Stored records
^^^^
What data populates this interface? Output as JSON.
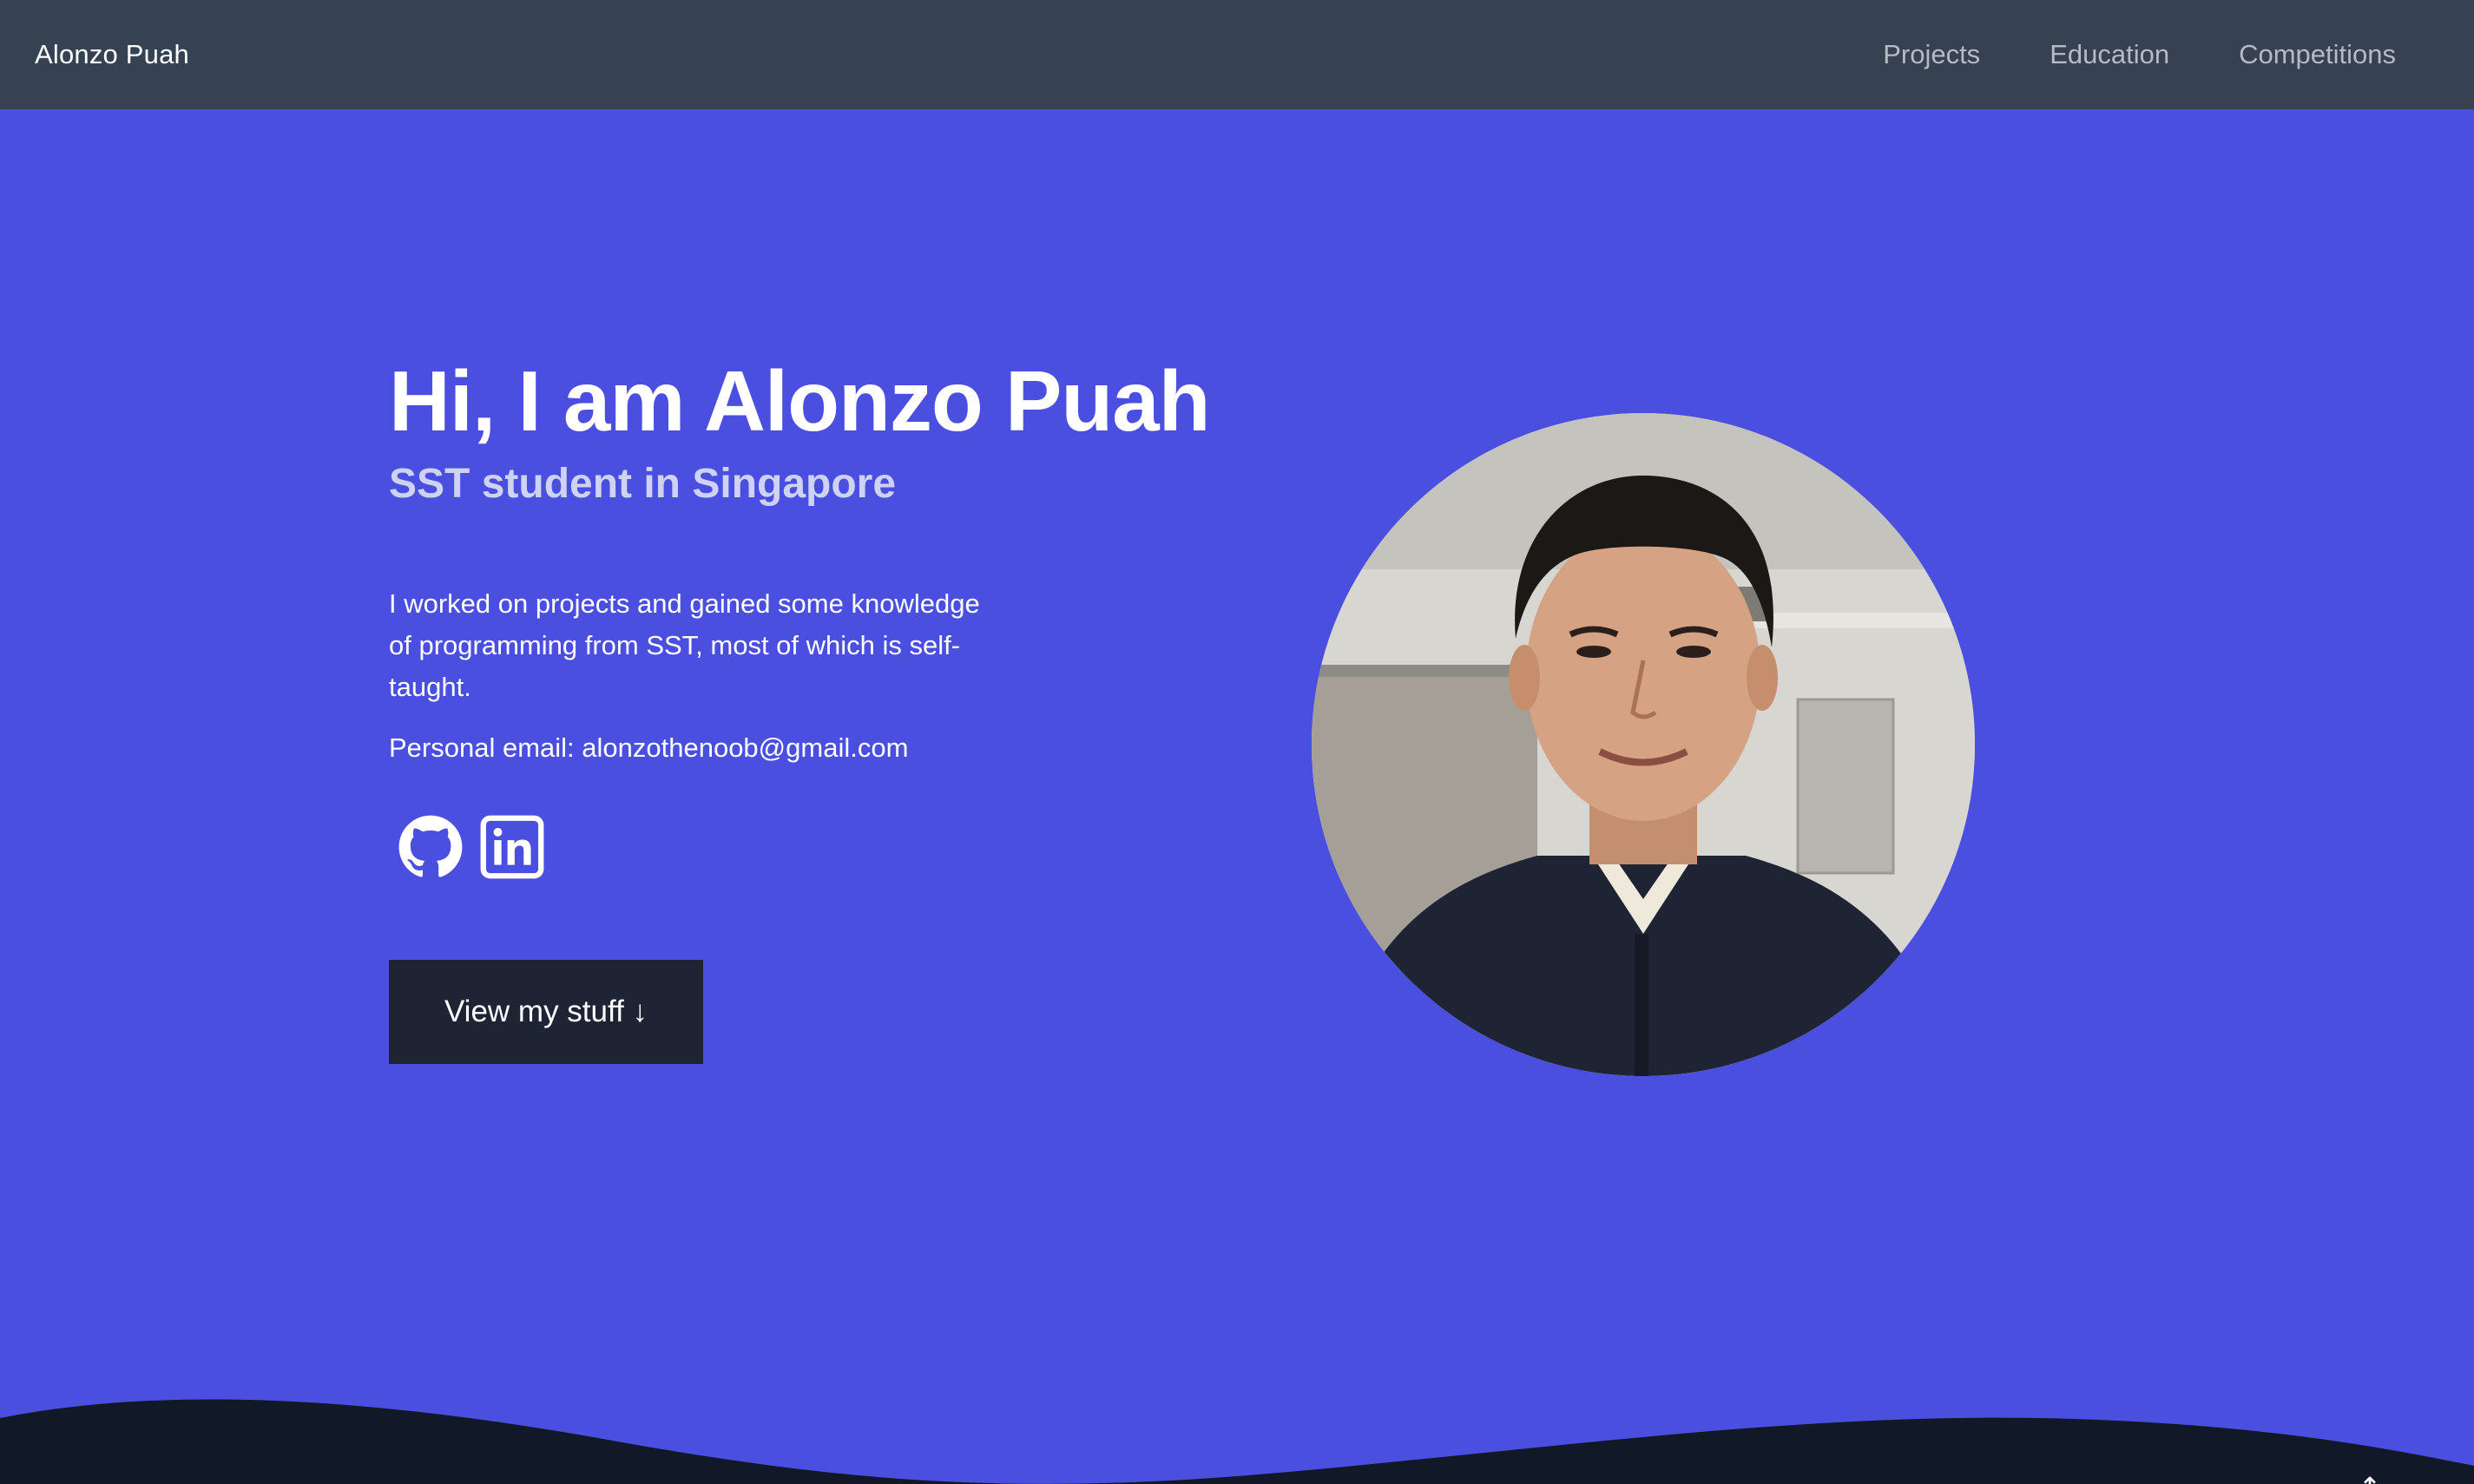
{
  "navbar": {
    "brand": "Alonzo Puah",
    "links": [
      {
        "label": "Projects"
      },
      {
        "label": "Education"
      },
      {
        "label": "Competitions"
      }
    ]
  },
  "hero": {
    "title": "Hi, I am Alonzo Puah",
    "subtitle": "SST student in Singapore",
    "bio": "I worked on projects and gained some knowledge of programming from SST, most of which is self-taught.",
    "email_line": "Personal email: alonzothenoob@gmail.com",
    "socials": [
      {
        "icon": "github-icon"
      },
      {
        "icon": "linkedin-icon"
      }
    ],
    "cta_label": "View my stuff ↓",
    "avatar_icon": "profile-photo"
  },
  "scroll_top": {
    "label": "↑"
  },
  "colors": {
    "navbar_bg": "#364152",
    "hero_bg": "#4b4fdf",
    "button_bg": "#1e2433",
    "wave": "#111827"
  }
}
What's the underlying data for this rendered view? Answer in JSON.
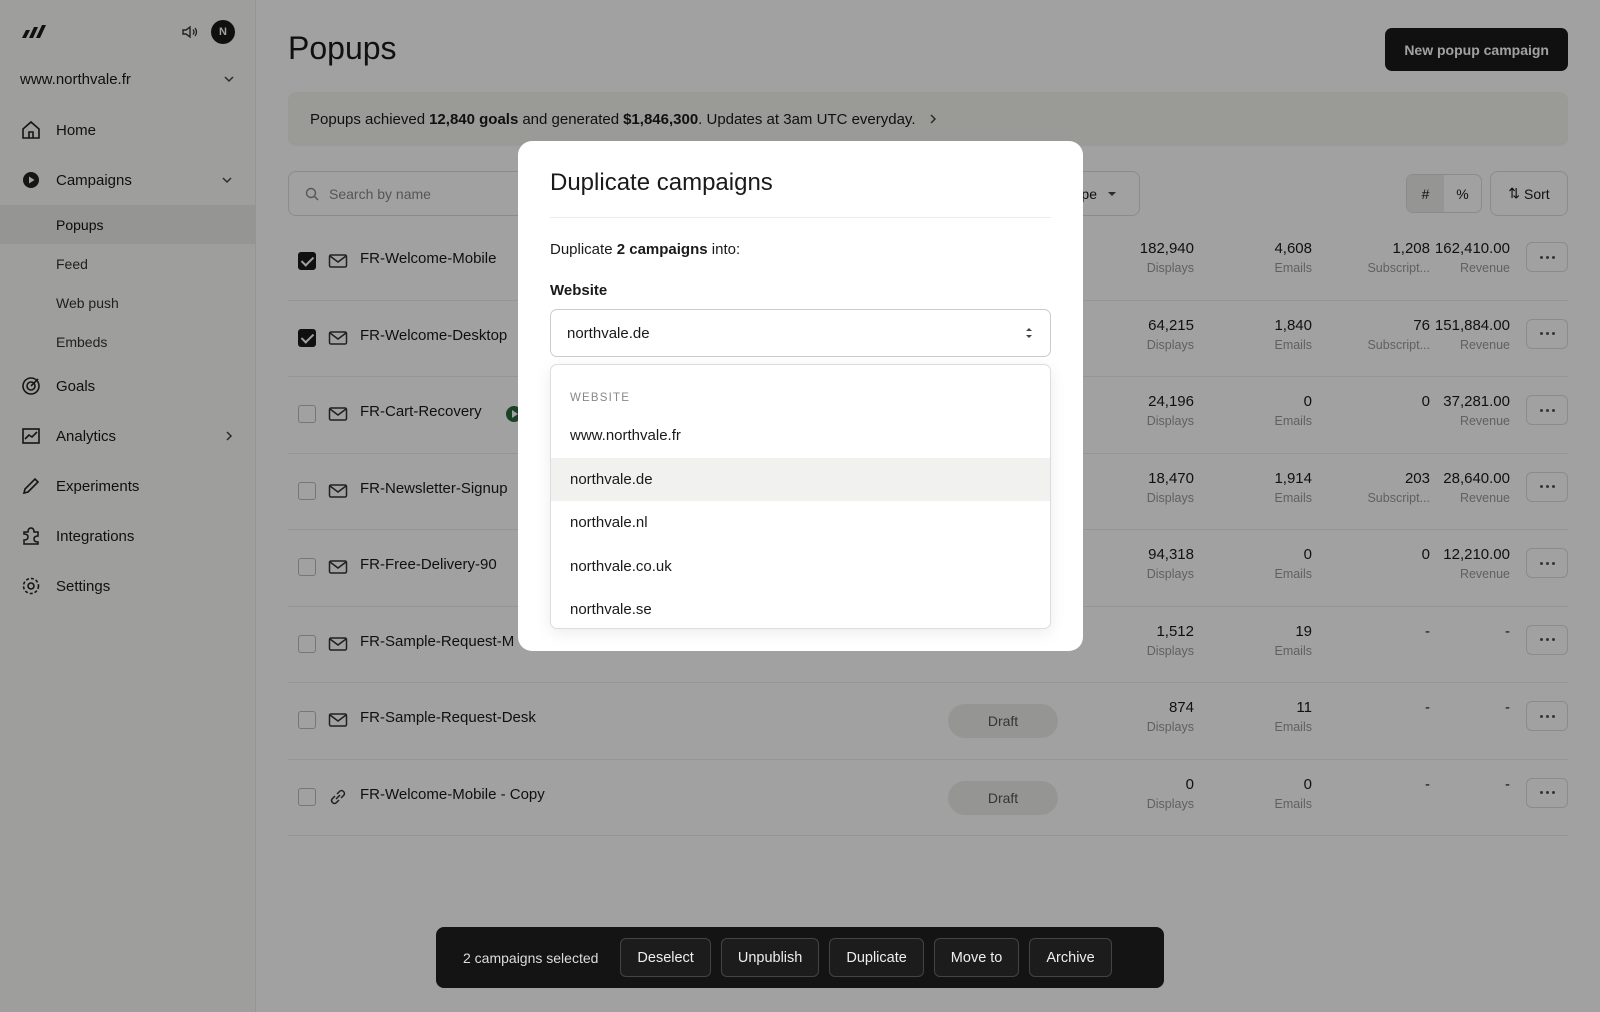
^^^^
### TASK PROMPT
Show each line in the entries that holds the string "data".

### SOLVED EXERCISE
What data populates this interface? Output as JSON.
What's the underlying data for this rendered view? Answer in JSON.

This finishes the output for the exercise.